▶ _What you are asked to do_:
Print the listing below exactly.

▶ _Material provided_:
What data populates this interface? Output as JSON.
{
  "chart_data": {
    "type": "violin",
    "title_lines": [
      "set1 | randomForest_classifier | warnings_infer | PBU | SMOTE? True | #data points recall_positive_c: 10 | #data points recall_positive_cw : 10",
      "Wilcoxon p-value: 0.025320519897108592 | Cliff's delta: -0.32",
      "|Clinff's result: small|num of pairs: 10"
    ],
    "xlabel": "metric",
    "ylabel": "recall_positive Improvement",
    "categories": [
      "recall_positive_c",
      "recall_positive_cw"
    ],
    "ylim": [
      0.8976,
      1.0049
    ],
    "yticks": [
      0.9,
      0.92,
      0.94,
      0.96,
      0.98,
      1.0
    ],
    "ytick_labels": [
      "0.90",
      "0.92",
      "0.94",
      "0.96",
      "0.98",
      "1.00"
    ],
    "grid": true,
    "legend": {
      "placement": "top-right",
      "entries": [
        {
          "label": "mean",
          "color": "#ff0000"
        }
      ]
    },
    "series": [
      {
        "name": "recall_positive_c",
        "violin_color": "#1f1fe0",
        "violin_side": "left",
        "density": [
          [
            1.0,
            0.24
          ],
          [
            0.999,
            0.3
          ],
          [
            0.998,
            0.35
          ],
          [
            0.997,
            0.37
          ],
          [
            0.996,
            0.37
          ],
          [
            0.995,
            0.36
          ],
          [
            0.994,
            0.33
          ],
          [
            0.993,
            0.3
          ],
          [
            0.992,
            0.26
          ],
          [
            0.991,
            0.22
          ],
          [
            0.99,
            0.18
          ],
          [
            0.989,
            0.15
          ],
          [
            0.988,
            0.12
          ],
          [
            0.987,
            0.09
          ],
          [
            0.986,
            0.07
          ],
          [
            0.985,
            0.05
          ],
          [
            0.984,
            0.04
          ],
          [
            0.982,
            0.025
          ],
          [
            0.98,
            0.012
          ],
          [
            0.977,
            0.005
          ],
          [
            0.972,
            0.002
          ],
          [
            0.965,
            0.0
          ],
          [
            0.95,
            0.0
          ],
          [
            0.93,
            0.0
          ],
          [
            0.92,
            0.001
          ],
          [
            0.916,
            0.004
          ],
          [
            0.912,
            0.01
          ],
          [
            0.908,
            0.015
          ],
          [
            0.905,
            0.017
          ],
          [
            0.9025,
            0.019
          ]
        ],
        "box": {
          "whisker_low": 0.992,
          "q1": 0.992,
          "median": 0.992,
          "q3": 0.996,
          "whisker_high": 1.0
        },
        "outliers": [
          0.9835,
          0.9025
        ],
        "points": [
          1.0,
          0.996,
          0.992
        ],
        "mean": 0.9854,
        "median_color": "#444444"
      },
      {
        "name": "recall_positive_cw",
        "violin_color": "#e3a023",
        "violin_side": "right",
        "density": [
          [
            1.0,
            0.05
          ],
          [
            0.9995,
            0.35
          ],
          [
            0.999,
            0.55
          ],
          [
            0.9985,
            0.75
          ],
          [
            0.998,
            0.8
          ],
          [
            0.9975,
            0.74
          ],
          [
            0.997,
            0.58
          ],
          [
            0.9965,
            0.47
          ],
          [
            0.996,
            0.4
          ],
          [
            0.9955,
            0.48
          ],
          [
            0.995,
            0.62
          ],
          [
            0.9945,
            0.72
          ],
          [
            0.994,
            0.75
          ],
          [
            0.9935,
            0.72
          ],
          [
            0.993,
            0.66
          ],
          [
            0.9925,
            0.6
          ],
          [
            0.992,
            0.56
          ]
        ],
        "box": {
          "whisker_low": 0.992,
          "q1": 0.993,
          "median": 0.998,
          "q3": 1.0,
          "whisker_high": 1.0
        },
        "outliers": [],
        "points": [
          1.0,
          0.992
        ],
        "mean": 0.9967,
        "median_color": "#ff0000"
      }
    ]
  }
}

▶ _Task response_:
What data populates this interface? Output as JSON.
{
  "chart_data": {
    "type": "violin",
    "title_lines": [
      "set1 | randomForest_classifier | warnings_infer | PBU | SMOTE? True | #data points recall_positive_c: 10 | #data points recall_positive_cw : 10",
      "Wilcoxon p-value: 0.025320519897108592 | Cliff's delta: -0.32",
      "|Clinff's result: small|num of pairs: 10"
    ],
    "xlabel": "metric",
    "ylabel": "recall_positive Improvement",
    "categories": [
      "recall_positive_c",
      "recall_positive_cw"
    ],
    "ylim": [
      0.8976,
      1.0049
    ],
    "yticks": [
      0.9,
      0.92,
      0.94,
      0.96,
      0.98,
      1.0
    ],
    "ytick_labels": [
      "0.90",
      "0.92",
      "0.94",
      "0.96",
      "0.98",
      "1.00"
    ],
    "grid": true,
    "legend": {
      "placement": "top-right",
      "entries": [
        {
          "label": "mean",
          "color": "#ff0000"
        }
      ]
    },
    "series": [
      {
        "name": "recall_positive_c",
        "violin_color": "#1f1fe0",
        "violin_side": "left",
        "density": [
          [
            1.0,
            0.24
          ],
          [
            0.999,
            0.3
          ],
          [
            0.998,
            0.35
          ],
          [
            0.997,
            0.37
          ],
          [
            0.996,
            0.37
          ],
          [
            0.995,
            0.36
          ],
          [
            0.994,
            0.33
          ],
          [
            0.993,
            0.3
          ],
          [
            0.992,
            0.26
          ],
          [
            0.991,
            0.22
          ],
          [
            0.99,
            0.18
          ],
          [
            0.989,
            0.15
          ],
          [
            0.988,
            0.12
          ],
          [
            0.987,
            0.09
          ],
          [
            0.986,
            0.07
          ],
          [
            0.985,
            0.05
          ],
          [
            0.984,
            0.04
          ],
          [
            0.982,
            0.025
          ],
          [
            0.98,
            0.012
          ],
          [
            0.977,
            0.005
          ],
          [
            0.972,
            0.002
          ],
          [
            0.965,
            0.0
          ],
          [
            0.95,
            0.0
          ],
          [
            0.93,
            0.0
          ],
          [
            0.92,
            0.001
          ],
          [
            0.916,
            0.004
          ],
          [
            0.912,
            0.01
          ],
          [
            0.908,
            0.015
          ],
          [
            0.905,
            0.017
          ],
          [
            0.9025,
            0.019
          ]
        ],
        "box": {
          "whisker_low": 0.992,
          "q1": 0.992,
          "median": 0.992,
          "q3": 0.996,
          "whisker_high": 1.0
        },
        "outliers": [
          0.9835,
          0.9025
        ],
        "points": [
          1.0,
          0.996,
          0.992
        ],
        "mean": 0.9854,
        "median_color": "#444444"
      },
      {
        "name": "recall_positive_cw",
        "violin_color": "#e3a023",
        "violin_side": "right",
        "density": [
          [
            1.0,
            0.05
          ],
          [
            0.9995,
            0.35
          ],
          [
            0.999,
            0.55
          ],
          [
            0.9985,
            0.75
          ],
          [
            0.998,
            0.8
          ],
          [
            0.9975,
            0.74
          ],
          [
            0.997,
            0.58
          ],
          [
            0.9965,
            0.47
          ],
          [
            0.996,
            0.4
          ],
          [
            0.9955,
            0.48
          ],
          [
            0.995,
            0.62
          ],
          [
            0.9945,
            0.72
          ],
          [
            0.994,
            0.75
          ],
          [
            0.9935,
            0.72
          ],
          [
            0.993,
            0.66
          ],
          [
            0.9925,
            0.6
          ],
          [
            0.992,
            0.56
          ]
        ],
        "box": {
          "whisker_low": 0.992,
          "q1": 0.993,
          "median": 0.998,
          "q3": 1.0,
          "whisker_high": 1.0
        },
        "outliers": [],
        "points": [
          1.0,
          0.992
        ],
        "mean": 0.9967,
        "median_color": "#ff0000"
      }
    ]
  }
}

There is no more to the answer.